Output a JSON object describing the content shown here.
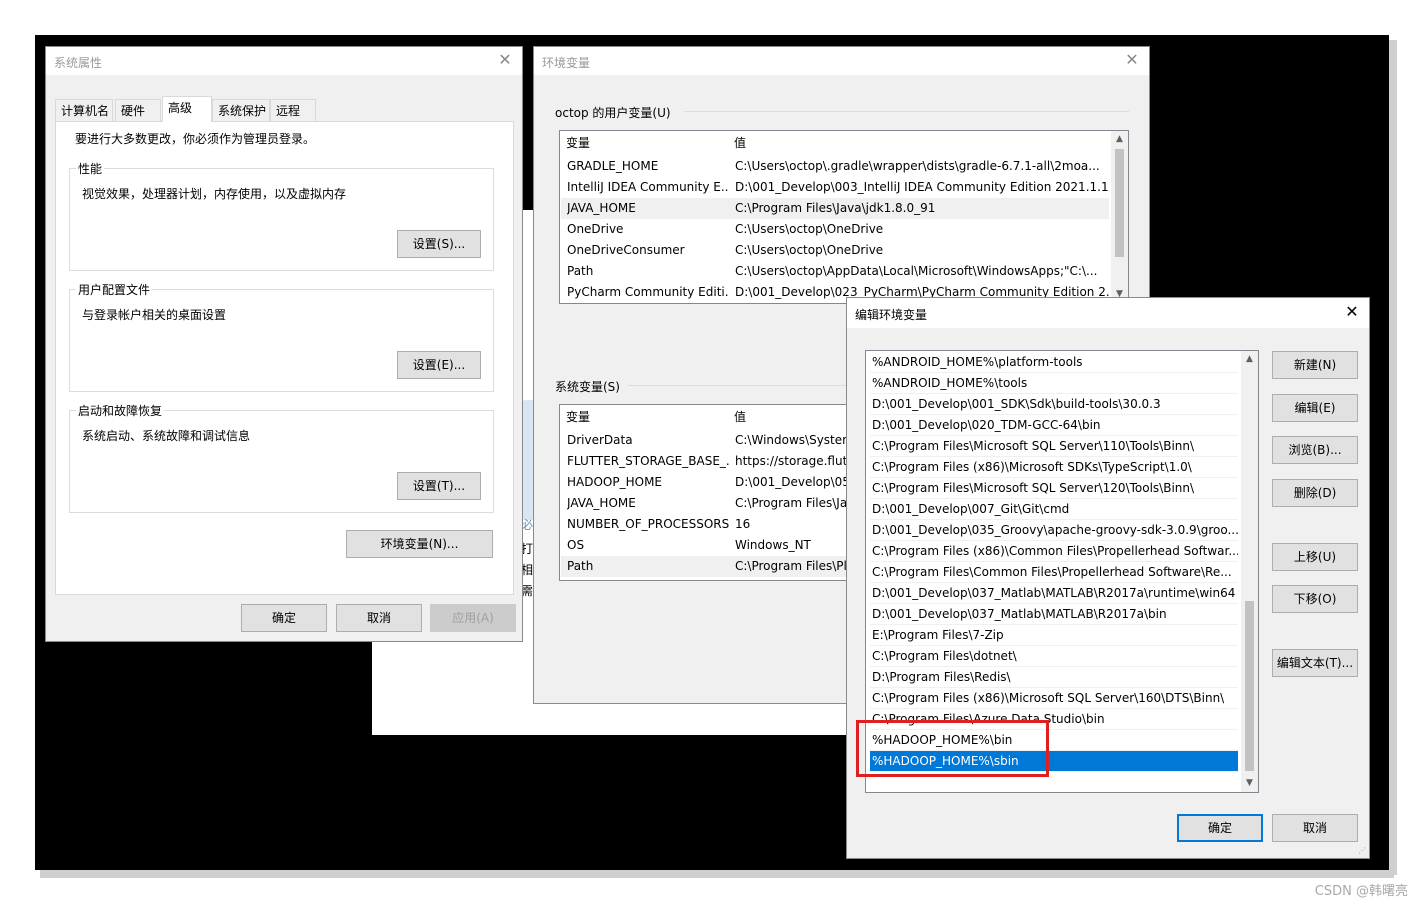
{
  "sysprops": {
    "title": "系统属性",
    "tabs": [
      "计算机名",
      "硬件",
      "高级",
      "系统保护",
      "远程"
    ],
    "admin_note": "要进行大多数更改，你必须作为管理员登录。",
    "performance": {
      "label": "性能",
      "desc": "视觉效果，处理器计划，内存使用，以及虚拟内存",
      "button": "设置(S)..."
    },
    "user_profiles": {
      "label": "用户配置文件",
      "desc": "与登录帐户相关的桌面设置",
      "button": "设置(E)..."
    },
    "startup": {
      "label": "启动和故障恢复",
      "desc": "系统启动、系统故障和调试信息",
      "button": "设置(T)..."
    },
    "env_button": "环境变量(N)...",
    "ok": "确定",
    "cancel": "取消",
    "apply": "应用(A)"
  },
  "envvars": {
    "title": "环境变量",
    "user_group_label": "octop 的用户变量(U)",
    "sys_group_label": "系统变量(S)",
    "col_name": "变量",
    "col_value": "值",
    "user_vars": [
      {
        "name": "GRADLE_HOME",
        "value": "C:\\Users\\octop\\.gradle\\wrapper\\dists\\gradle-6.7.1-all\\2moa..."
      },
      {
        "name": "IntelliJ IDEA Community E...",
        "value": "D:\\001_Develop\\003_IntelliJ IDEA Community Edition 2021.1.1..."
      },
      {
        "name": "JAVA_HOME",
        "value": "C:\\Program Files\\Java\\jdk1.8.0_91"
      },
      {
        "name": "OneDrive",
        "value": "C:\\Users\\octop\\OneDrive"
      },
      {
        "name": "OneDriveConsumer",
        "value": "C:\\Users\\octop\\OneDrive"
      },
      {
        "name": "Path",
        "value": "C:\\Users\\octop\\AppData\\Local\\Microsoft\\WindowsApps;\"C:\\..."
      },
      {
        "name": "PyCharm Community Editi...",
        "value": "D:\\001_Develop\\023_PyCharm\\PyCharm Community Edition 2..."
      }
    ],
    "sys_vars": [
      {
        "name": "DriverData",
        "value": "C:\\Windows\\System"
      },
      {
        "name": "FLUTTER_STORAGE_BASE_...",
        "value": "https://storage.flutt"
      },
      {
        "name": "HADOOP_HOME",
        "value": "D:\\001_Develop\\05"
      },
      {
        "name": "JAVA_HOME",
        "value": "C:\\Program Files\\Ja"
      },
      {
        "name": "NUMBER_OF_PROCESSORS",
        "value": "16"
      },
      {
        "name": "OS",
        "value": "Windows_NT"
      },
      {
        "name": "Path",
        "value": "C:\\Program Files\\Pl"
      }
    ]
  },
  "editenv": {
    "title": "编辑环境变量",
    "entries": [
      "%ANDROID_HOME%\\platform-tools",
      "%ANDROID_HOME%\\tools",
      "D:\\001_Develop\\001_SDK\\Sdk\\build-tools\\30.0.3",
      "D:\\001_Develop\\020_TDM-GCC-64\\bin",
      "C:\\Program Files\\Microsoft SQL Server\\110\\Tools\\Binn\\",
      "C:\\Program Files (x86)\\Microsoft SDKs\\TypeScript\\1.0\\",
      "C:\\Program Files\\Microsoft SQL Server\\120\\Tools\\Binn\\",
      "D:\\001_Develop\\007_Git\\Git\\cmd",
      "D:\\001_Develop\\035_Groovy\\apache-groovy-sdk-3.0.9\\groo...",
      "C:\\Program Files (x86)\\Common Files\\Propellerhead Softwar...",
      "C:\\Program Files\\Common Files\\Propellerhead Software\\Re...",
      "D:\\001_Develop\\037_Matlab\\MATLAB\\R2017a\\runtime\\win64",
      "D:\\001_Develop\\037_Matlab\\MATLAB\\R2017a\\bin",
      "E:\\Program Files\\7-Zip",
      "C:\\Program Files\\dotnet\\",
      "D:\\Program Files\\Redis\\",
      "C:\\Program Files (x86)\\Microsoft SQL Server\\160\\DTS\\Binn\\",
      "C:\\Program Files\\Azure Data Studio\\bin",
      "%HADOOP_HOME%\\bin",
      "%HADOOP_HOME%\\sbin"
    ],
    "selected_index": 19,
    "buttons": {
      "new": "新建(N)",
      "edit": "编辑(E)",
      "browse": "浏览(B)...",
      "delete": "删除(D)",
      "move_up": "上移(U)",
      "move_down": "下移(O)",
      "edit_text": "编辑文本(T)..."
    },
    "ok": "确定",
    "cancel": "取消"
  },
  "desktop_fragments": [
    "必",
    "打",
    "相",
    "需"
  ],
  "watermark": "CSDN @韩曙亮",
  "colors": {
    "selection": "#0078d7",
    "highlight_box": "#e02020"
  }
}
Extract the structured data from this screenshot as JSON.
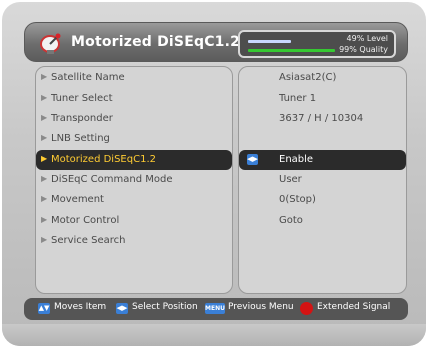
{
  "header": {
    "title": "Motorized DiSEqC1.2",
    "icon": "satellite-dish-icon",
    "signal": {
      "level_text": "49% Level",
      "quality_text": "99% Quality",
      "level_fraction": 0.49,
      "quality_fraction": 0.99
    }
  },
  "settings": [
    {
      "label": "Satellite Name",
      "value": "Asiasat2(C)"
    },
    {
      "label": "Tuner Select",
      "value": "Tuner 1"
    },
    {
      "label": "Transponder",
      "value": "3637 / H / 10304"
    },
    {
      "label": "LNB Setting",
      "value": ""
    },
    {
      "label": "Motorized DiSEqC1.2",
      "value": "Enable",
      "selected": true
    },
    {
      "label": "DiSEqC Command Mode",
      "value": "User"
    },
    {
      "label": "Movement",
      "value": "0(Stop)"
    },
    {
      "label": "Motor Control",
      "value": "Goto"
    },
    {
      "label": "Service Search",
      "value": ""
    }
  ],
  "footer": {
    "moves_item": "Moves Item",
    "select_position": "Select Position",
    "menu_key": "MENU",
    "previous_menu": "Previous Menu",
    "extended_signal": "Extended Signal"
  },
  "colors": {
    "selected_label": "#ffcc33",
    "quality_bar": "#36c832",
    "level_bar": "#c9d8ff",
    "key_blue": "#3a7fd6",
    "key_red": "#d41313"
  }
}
# # # # # # #
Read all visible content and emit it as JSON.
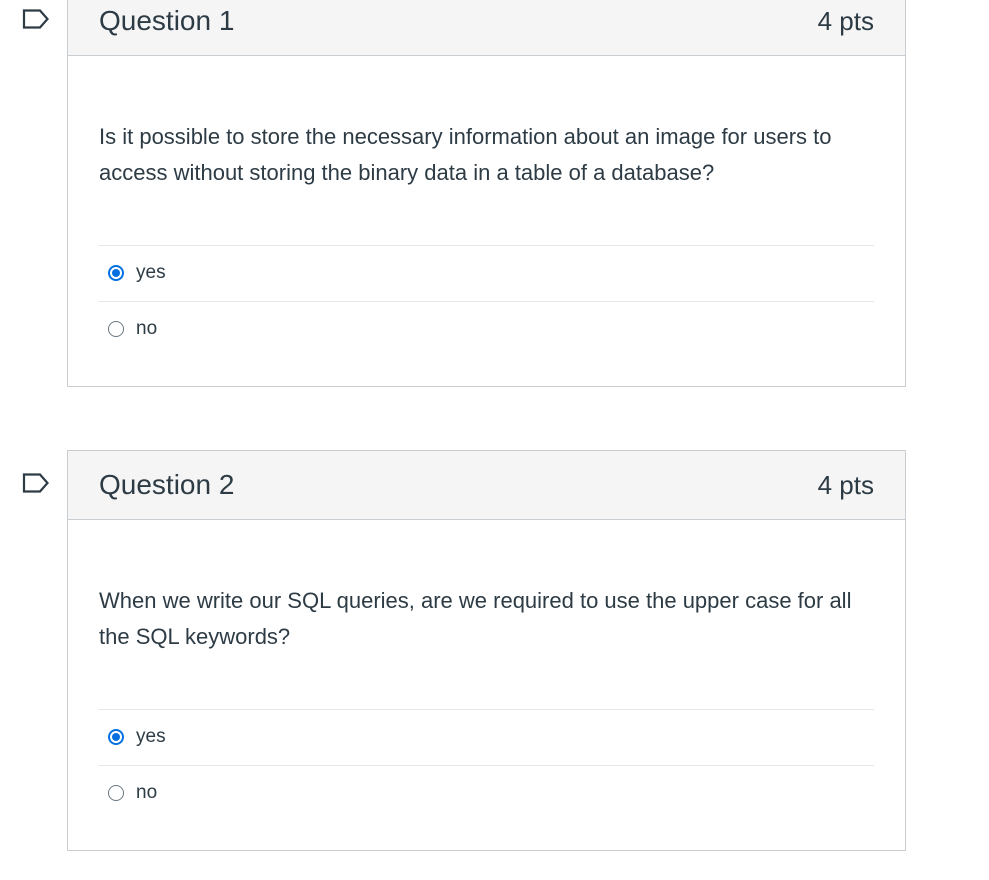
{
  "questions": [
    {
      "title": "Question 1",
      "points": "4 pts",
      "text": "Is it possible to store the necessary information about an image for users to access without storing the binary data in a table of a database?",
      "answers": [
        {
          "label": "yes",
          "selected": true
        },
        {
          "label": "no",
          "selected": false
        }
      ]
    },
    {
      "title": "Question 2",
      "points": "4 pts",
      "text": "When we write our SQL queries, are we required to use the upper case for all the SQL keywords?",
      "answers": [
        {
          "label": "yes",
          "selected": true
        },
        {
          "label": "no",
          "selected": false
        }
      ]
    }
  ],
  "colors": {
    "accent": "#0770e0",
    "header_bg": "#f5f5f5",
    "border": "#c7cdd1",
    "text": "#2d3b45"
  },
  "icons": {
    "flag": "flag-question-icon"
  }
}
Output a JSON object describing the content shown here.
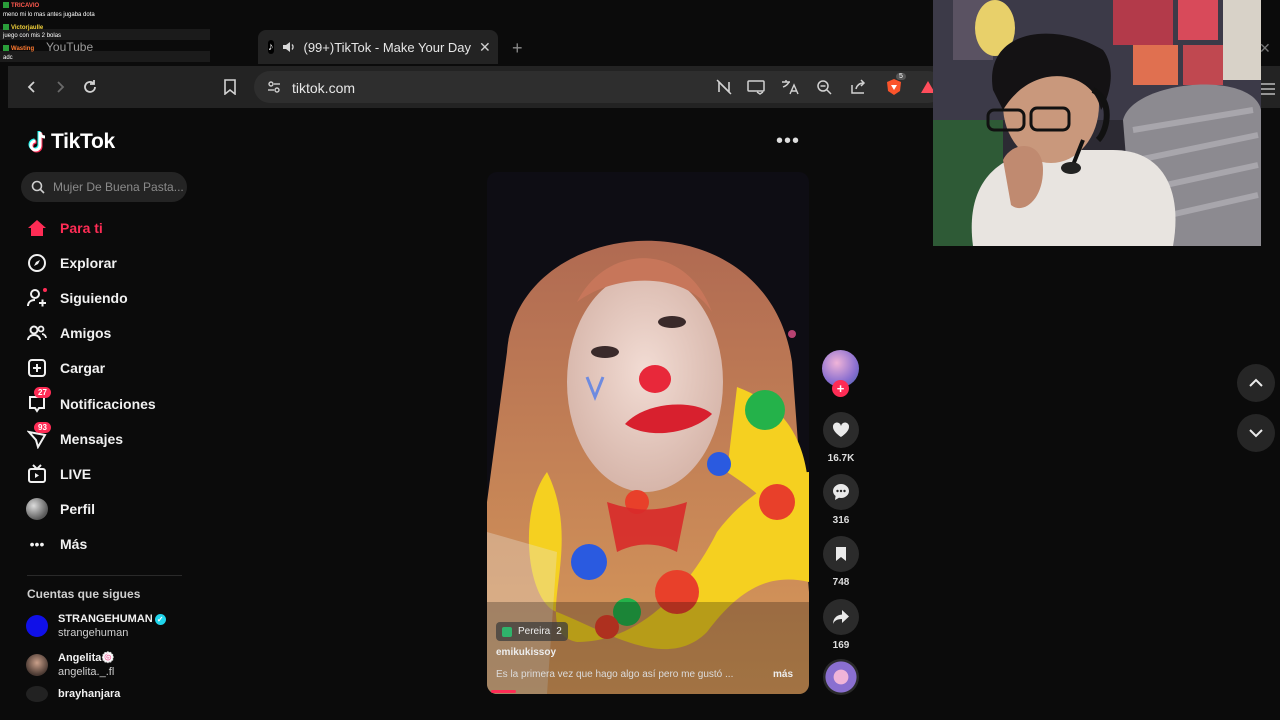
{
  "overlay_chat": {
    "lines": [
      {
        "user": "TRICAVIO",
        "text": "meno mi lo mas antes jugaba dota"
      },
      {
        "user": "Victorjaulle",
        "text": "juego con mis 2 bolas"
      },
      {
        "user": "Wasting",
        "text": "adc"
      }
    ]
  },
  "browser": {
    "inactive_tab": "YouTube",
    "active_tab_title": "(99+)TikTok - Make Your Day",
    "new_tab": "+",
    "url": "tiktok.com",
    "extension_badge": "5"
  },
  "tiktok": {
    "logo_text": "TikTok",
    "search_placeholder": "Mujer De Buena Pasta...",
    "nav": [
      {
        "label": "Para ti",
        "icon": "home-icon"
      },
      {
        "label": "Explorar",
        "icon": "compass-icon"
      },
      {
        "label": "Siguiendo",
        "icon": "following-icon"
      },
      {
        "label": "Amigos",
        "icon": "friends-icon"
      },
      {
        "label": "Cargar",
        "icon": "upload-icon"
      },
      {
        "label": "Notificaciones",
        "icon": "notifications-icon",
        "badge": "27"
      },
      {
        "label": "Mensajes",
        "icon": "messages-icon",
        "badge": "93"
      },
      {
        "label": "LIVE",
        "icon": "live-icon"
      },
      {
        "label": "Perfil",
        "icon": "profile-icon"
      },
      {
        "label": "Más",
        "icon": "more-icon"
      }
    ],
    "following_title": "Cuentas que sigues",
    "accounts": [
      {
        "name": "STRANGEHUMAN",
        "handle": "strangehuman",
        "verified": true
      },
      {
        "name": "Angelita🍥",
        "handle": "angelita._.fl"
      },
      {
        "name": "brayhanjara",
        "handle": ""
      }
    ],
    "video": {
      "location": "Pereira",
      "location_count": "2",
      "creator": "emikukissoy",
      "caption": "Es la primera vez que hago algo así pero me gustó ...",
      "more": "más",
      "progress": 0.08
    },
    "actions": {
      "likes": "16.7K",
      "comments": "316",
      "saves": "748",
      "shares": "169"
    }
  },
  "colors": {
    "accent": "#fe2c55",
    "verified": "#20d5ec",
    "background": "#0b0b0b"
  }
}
# # # # # # #
### What is asked
Gather, from the listing above, every line carrying the word "Microsoft".

### The output
        "value": "C:\\Users\\octop\\AppData\\Local\\Microsoft\\WindowsApps;\"C:\\..."
      "C:\\Program Files\\Microsoft SQL Server\\110\\Tools\\Binn\\",
      "C:\\Program Files (x86)\\Microsoft SDKs\\TypeScript\\1.0\\",
      "C:\\Program Files\\Microsoft SQL Server\\120\\Tools\\Binn\\",
      "C:\\Program Files (x86)\\Microsoft SQL Server\\160\\DTS\\Binn\\",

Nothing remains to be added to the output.